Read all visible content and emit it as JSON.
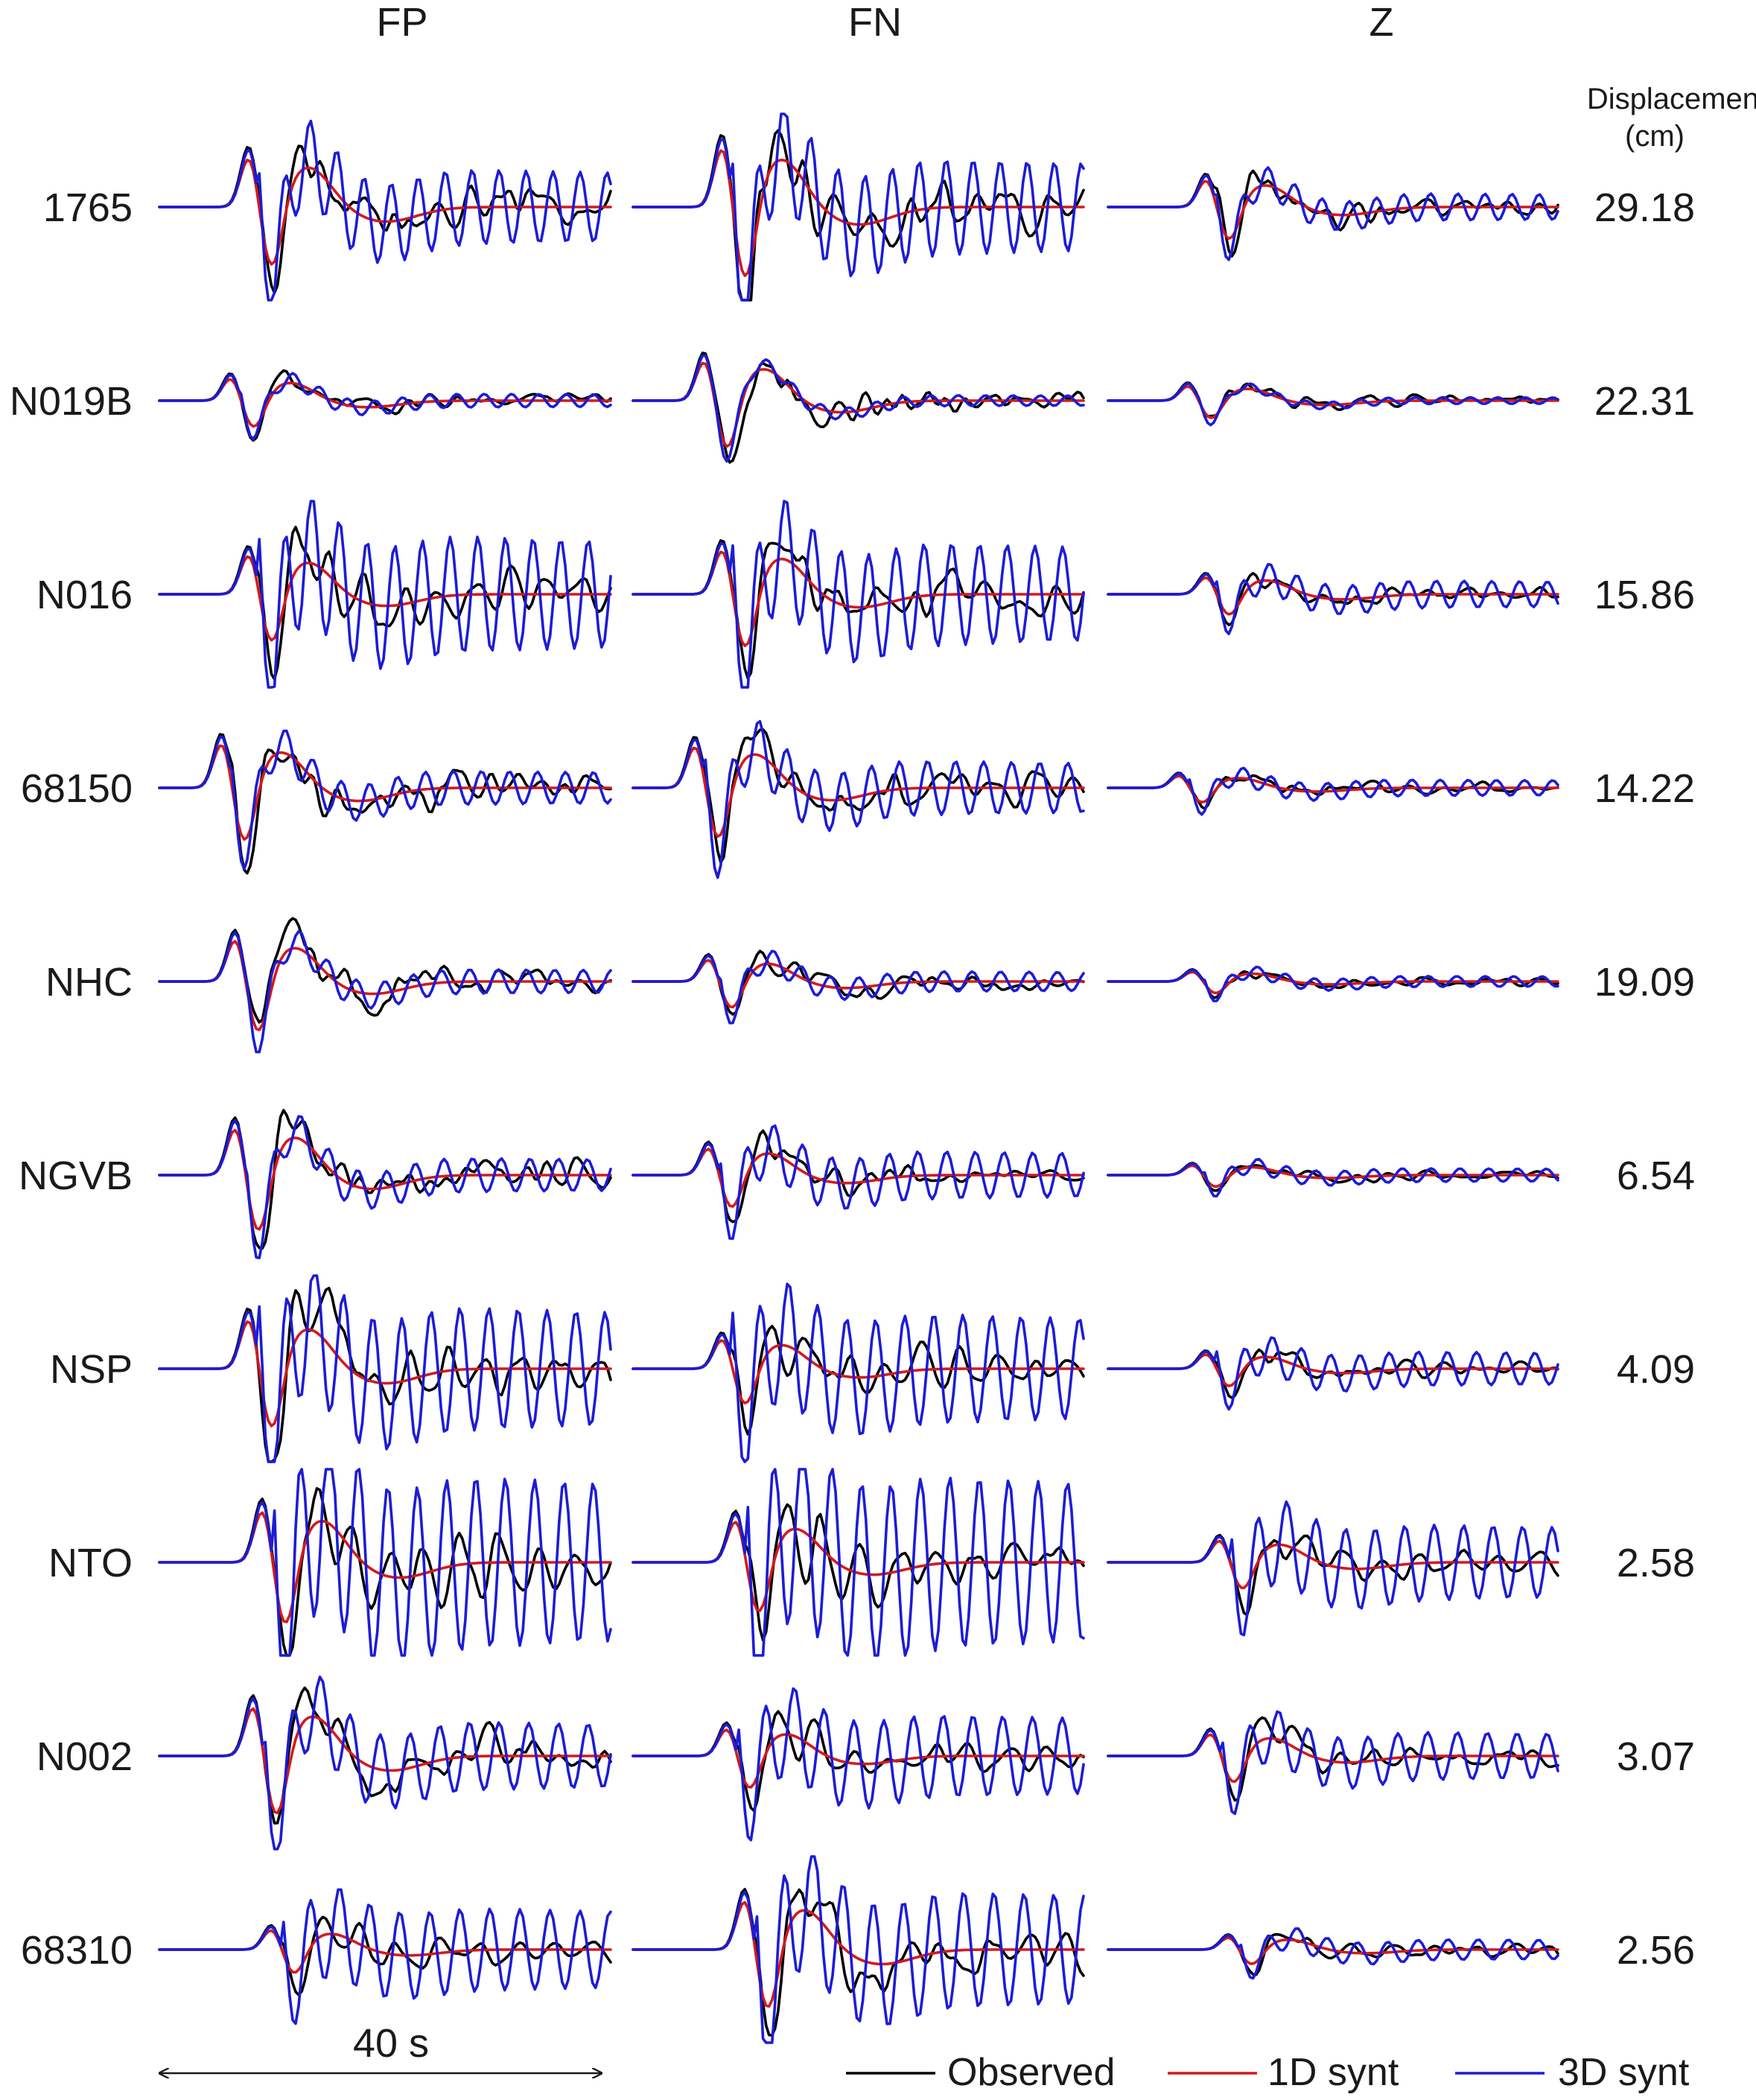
{
  "chart_data": {
    "type": "line",
    "components": [
      "FP",
      "FN",
      "Z"
    ],
    "amplitude_header": [
      "Displacement",
      "(cm)"
    ],
    "time_scale": {
      "label": "40 s",
      "seconds": 40
    },
    "series": [
      {
        "name": "Observed",
        "color": "#000000"
      },
      {
        "name": "1D synt",
        "color": "#d41a1a"
      },
      {
        "name": "3D synt",
        "color": "#1c1cd6"
      }
    ],
    "stations": [
      {
        "name": "1765",
        "peak_displacement": "29.18"
      },
      {
        "name": "N019B",
        "peak_displacement": "22.31"
      },
      {
        "name": "N016",
        "peak_displacement": "15.86"
      },
      {
        "name": "68150",
        "peak_displacement": "14.22"
      },
      {
        "name": "NHC",
        "peak_displacement": "19.09"
      },
      {
        "name": "NGVB",
        "peak_displacement": "6.54"
      },
      {
        "name": "NSP",
        "peak_displacement": "4.09"
      },
      {
        "name": "NTO",
        "peak_displacement": "2.58"
      },
      {
        "name": "N002",
        "peak_displacement": "3.07"
      },
      {
        "name": "68310",
        "peak_displacement": "2.56"
      }
    ]
  }
}
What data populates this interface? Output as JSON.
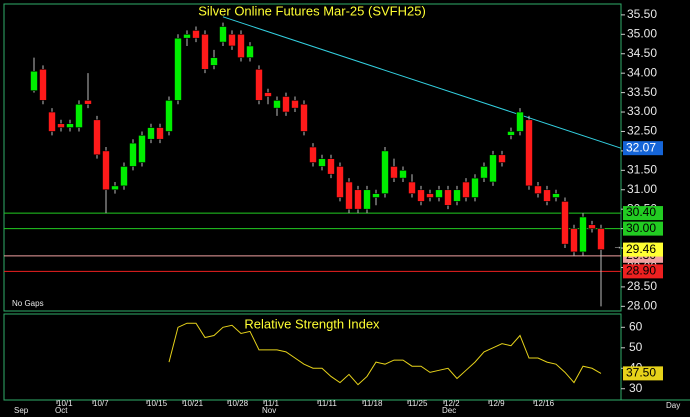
{
  "chart_data": {
    "type": "candlestick",
    "title": "Silver  Online  Futures  Mar-25  (SVFH25)",
    "note": "No Gaps",
    "x_unit": "Day",
    "up_color": "#00ee00",
    "down_color": "#ff1a1a",
    "categories": [
      null,
      null,
      null,
      "10/1",
      null,
      null,
      null,
      "10/7",
      null,
      null,
      null,
      null,
      null,
      "10/15",
      null,
      null,
      null,
      "10/21",
      null,
      null,
      null,
      null,
      "10/28",
      null,
      null,
      null,
      "11/1",
      null,
      null,
      null,
      null,
      null,
      "11/11",
      null,
      null,
      null,
      null,
      "11/18",
      null,
      null,
      null,
      null,
      "11/25",
      null,
      null,
      null,
      "12/2",
      null,
      null,
      null,
      null,
      "12/9",
      null,
      null,
      null,
      null,
      "12/16",
      null,
      null,
      null,
      null,
      null,
      null,
      null
    ],
    "months": [
      "Sep",
      null,
      null,
      "Oct",
      null,
      null,
      null,
      null,
      null,
      null,
      null,
      null,
      null,
      null,
      null,
      null,
      null,
      null,
      null,
      null,
      null,
      null,
      null,
      null,
      null,
      null,
      "Nov",
      null,
      null,
      null,
      null,
      null,
      null,
      null,
      null,
      null,
      null,
      null,
      null,
      null,
      null,
      null,
      null,
      null,
      null,
      null,
      "Dec",
      null,
      null,
      null,
      null,
      null,
      null,
      null,
      null,
      null,
      null,
      null,
      null,
      null,
      null,
      null,
      null,
      null
    ],
    "open": [
      33.55,
      34.1,
      33.0,
      32.7,
      32.6,
      32.6,
      33.3,
      32.8,
      32.0,
      31.0,
      31.1,
      31.6,
      31.7,
      32.3,
      32.6,
      32.5,
      33.3,
      34.9,
      35.1,
      35.0,
      34.2,
      34.8,
      35.0,
      35.0,
      34.4,
      34.1,
      33.5,
      33.1,
      33.4,
      33.3,
      33.2,
      32.1,
      31.6,
      31.8,
      31.6,
      31.2,
      31.0,
      30.5,
      30.8,
      30.9,
      31.6,
      31.3,
      31.2,
      31.0,
      30.9,
      30.8,
      31.0,
      30.7,
      31.2,
      30.8,
      31.3,
      31.2,
      31.9,
      32.4,
      32.5,
      32.8,
      31.1,
      31.0,
      30.8,
      30.7,
      30.0,
      29.4,
      30.1,
      30.0
    ],
    "high": [
      34.4,
      34.2,
      33.1,
      32.8,
      32.8,
      33.3,
      34.0,
      32.9,
      32.1,
      31.2,
      31.7,
      32.3,
      32.5,
      32.7,
      32.7,
      33.4,
      35.0,
      35.1,
      35.2,
      35.1,
      34.6,
      35.3,
      35.1,
      35.1,
      34.8,
      34.2,
      33.6,
      33.4,
      33.5,
      33.4,
      33.3,
      32.2,
      31.9,
      31.9,
      31.7,
      31.3,
      31.1,
      31.1,
      31.0,
      32.1,
      31.8,
      31.6,
      31.4,
      31.1,
      31.0,
      31.1,
      31.1,
      31.1,
      31.3,
      31.4,
      31.7,
      32.0,
      32.0,
      32.6,
      33.1,
      32.9,
      31.2,
      31.1,
      31.0,
      30.8,
      30.1,
      30.4,
      30.2,
      30.1
    ],
    "low": [
      33.5,
      33.2,
      32.4,
      32.5,
      32.5,
      32.5,
      33.1,
      31.8,
      30.4,
      30.9,
      31.0,
      31.5,
      31.6,
      32.2,
      32.2,
      32.4,
      33.2,
      34.7,
      34.8,
      34.0,
      34.1,
      34.7,
      34.6,
      34.3,
      34.3,
      33.2,
      33.2,
      32.9,
      32.9,
      33.0,
      32.4,
      31.6,
      31.5,
      31.3,
      30.7,
      30.4,
      30.4,
      30.4,
      30.6,
      30.8,
      31.2,
      31.2,
      30.8,
      30.6,
      30.7,
      30.7,
      30.5,
      30.6,
      30.7,
      30.7,
      31.2,
      31.1,
      31.6,
      32.3,
      32.4,
      31.0,
      30.8,
      30.6,
      30.7,
      29.5,
      29.3,
      29.3,
      29.9,
      28.0
    ],
    "close": [
      34.05,
      33.3,
      32.5,
      32.6,
      32.7,
      33.2,
      33.2,
      31.9,
      31.0,
      31.1,
      31.6,
      32.2,
      32.4,
      32.6,
      32.3,
      33.3,
      34.9,
      35.0,
      34.9,
      34.1,
      34.4,
      35.2,
      34.7,
      34.4,
      34.7,
      33.3,
      33.4,
      33.3,
      33.0,
      33.1,
      32.5,
      31.7,
      31.8,
      31.4,
      30.8,
      30.5,
      30.5,
      31.0,
      30.9,
      32.0,
      31.3,
      31.5,
      30.9,
      30.7,
      30.8,
      31.0,
      30.6,
      31.0,
      30.8,
      31.3,
      31.6,
      31.9,
      31.7,
      32.5,
      33.0,
      31.1,
      30.9,
      30.7,
      30.9,
      29.6,
      29.4,
      30.3,
      30.0,
      29.46
    ],
    "ylim": [
      27.88,
      35.78
    ],
    "yticks": [
      {
        "value": 28.0,
        "label": "28.00"
      },
      {
        "value": 28.5,
        "label": "28.50"
      },
      {
        "value": 29.0,
        "label": "29.00"
      },
      {
        "value": 29.5,
        "label": "29.50"
      },
      {
        "value": 30.0,
        "label": "30.00"
      },
      {
        "value": 30.5,
        "label": "30.50"
      },
      {
        "value": 31.0,
        "label": "31.00"
      },
      {
        "value": 31.5,
        "label": "31.50"
      },
      {
        "value": 32.0,
        "label": "32.00"
      },
      {
        "value": 32.5,
        "label": "32.50"
      },
      {
        "value": 33.0,
        "label": "33.00"
      },
      {
        "value": 33.5,
        "label": "33.50"
      },
      {
        "value": 34.0,
        "label": "34.00"
      },
      {
        "value": 34.5,
        "label": "34.50"
      },
      {
        "value": 35.0,
        "label": "35.00"
      },
      {
        "value": 35.5,
        "label": "35.50"
      }
    ],
    "levels": [
      {
        "value": 30.4,
        "label": "30.40",
        "color": "#22cc22",
        "text_color": "#000000"
      },
      {
        "value": 30.0,
        "label": "30.00",
        "color": "#22cc22",
        "text_color": "#000000"
      },
      {
        "value": 29.3,
        "label": "29.30",
        "color": "#f0a0a0",
        "text_color": "#000000"
      },
      {
        "value": 28.9,
        "label": "28.90",
        "color": "#ee2020",
        "text_color": "#000000"
      }
    ],
    "last": {
      "value": 29.46,
      "label": "29.46",
      "color": "#ffff33"
    },
    "trendline": {
      "start": [
        21,
        35.45
      ],
      "end": {
        "value": 32.07,
        "label": "32.07"
      },
      "color": "#33d0e0"
    },
    "rsi": {
      "title": "Relative  Strength  Index",
      "color": "#e6d21a",
      "values": [
        null,
        null,
        null,
        null,
        null,
        null,
        null,
        null,
        null,
        null,
        null,
        null,
        null,
        null,
        null,
        43,
        60,
        62,
        62,
        55,
        56,
        60,
        61,
        57,
        58,
        49,
        49,
        49,
        48,
        45,
        42,
        40,
        40,
        36,
        33,
        37,
        32,
        36,
        43,
        42,
        44,
        44,
        41,
        41,
        38,
        39,
        40,
        35,
        39,
        43,
        48,
        50,
        52,
        51,
        56,
        45,
        45,
        43,
        42,
        38,
        33,
        41,
        40,
        37.5
      ],
      "last_label": "37.50",
      "ylim": [
        24.5,
        66.5
      ],
      "yticks": [
        30,
        40,
        50,
        60
      ]
    }
  }
}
··········
→ Instructions to follow
Find each line in the records holding the string "JSON" and show it.

→ Solution
Read all visible content and emit it as JSON.
What data populates this interface? Output as JSON.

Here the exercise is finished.